Work to do
Go through the entries below and collect each line with the string "JSON" in it.

>>>>

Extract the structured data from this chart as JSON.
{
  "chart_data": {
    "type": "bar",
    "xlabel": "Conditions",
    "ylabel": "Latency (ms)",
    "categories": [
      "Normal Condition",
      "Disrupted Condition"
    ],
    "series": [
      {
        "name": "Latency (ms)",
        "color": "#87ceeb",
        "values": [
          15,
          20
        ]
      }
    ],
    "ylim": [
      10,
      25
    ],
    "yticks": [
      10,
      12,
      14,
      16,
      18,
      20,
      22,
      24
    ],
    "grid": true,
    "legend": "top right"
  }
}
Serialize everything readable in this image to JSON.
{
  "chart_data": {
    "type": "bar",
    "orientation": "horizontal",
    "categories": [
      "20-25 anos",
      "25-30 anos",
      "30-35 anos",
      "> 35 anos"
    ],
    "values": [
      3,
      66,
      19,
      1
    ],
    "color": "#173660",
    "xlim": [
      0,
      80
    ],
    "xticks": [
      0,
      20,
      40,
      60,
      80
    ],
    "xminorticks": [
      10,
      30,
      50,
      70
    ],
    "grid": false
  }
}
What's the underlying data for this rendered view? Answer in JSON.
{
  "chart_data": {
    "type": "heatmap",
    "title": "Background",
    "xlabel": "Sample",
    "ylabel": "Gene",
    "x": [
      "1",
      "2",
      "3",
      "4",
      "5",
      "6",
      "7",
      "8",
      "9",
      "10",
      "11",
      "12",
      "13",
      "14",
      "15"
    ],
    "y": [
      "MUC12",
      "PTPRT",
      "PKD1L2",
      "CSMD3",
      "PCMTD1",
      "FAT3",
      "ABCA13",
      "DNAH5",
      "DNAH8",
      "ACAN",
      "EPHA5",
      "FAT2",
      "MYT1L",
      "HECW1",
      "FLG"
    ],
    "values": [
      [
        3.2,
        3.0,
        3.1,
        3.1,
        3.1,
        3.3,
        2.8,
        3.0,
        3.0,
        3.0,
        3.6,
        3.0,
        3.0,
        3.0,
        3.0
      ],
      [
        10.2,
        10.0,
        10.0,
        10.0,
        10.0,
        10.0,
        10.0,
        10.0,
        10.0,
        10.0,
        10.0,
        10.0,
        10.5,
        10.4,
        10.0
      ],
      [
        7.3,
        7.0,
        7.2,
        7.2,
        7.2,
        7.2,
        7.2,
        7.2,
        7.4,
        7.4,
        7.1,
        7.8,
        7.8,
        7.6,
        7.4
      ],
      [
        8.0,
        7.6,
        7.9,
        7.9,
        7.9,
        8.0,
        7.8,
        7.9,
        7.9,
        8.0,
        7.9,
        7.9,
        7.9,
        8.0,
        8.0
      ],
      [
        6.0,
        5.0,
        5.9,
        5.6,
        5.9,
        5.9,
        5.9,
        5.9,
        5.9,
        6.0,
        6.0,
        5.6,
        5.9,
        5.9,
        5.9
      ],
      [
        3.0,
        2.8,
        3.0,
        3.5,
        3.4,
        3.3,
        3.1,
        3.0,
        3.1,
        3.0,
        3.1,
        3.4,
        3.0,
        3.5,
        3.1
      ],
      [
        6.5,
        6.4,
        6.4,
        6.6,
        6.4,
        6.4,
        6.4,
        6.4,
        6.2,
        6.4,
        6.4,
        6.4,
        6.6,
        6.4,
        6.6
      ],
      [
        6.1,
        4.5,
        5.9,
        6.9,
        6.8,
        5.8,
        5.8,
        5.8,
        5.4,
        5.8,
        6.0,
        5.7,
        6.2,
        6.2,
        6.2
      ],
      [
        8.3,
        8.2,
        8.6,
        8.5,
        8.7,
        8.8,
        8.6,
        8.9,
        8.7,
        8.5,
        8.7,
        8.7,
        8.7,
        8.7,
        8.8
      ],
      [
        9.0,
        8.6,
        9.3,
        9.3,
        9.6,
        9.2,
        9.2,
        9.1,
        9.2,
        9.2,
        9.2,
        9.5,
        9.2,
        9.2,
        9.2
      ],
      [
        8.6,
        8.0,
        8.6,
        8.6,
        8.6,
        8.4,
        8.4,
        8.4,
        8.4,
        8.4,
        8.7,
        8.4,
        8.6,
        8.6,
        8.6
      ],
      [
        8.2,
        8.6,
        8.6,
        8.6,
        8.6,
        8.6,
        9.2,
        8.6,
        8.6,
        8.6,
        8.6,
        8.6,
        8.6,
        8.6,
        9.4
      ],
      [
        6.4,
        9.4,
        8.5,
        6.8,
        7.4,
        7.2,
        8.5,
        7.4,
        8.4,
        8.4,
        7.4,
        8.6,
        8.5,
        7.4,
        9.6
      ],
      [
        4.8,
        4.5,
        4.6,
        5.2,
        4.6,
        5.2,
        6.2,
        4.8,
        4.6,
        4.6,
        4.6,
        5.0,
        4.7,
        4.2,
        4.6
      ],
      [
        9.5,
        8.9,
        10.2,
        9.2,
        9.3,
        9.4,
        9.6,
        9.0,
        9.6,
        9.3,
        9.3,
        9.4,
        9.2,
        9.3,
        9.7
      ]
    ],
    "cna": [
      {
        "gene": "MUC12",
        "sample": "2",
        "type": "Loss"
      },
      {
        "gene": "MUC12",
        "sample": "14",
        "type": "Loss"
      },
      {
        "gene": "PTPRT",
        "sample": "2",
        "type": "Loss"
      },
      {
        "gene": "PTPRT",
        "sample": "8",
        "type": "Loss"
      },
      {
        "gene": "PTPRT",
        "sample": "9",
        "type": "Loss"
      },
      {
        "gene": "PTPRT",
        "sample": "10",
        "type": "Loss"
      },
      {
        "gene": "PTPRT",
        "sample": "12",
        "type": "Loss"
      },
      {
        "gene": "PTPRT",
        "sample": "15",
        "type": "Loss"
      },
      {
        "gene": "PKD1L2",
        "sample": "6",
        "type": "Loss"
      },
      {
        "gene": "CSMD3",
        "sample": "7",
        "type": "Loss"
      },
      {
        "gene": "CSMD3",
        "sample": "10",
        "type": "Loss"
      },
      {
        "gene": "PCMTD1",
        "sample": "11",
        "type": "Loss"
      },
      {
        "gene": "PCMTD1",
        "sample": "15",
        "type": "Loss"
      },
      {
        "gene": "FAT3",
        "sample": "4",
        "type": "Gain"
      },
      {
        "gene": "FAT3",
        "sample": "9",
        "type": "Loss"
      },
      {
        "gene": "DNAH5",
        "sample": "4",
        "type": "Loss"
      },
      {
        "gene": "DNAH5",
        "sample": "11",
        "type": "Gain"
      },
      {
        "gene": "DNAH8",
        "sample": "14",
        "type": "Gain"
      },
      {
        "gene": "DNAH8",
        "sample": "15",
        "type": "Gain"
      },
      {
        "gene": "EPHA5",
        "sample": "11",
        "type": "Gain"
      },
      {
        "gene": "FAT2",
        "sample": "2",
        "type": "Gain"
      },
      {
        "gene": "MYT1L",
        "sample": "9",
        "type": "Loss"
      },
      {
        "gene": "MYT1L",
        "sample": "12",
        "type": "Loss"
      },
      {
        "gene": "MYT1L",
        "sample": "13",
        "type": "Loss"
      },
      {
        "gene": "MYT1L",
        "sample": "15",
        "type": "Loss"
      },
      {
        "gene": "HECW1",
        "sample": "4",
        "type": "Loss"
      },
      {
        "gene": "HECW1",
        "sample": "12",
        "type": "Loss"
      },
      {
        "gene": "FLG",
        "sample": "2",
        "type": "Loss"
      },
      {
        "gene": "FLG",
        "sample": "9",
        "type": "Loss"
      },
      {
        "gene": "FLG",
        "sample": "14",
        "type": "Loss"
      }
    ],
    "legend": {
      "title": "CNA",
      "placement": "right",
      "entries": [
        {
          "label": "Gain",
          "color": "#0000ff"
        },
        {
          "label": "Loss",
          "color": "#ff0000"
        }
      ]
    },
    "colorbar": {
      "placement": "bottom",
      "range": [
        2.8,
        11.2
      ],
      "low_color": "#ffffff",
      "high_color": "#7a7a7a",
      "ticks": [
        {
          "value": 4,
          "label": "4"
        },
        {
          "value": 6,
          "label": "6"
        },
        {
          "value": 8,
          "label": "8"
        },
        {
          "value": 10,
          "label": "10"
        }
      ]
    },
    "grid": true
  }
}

<<<<

Written answer
Extract the structured data from this chart as JSON.
Serialize everything readable in this image to JSON.
What's the underlying data for this rendered view? Answer in JSON.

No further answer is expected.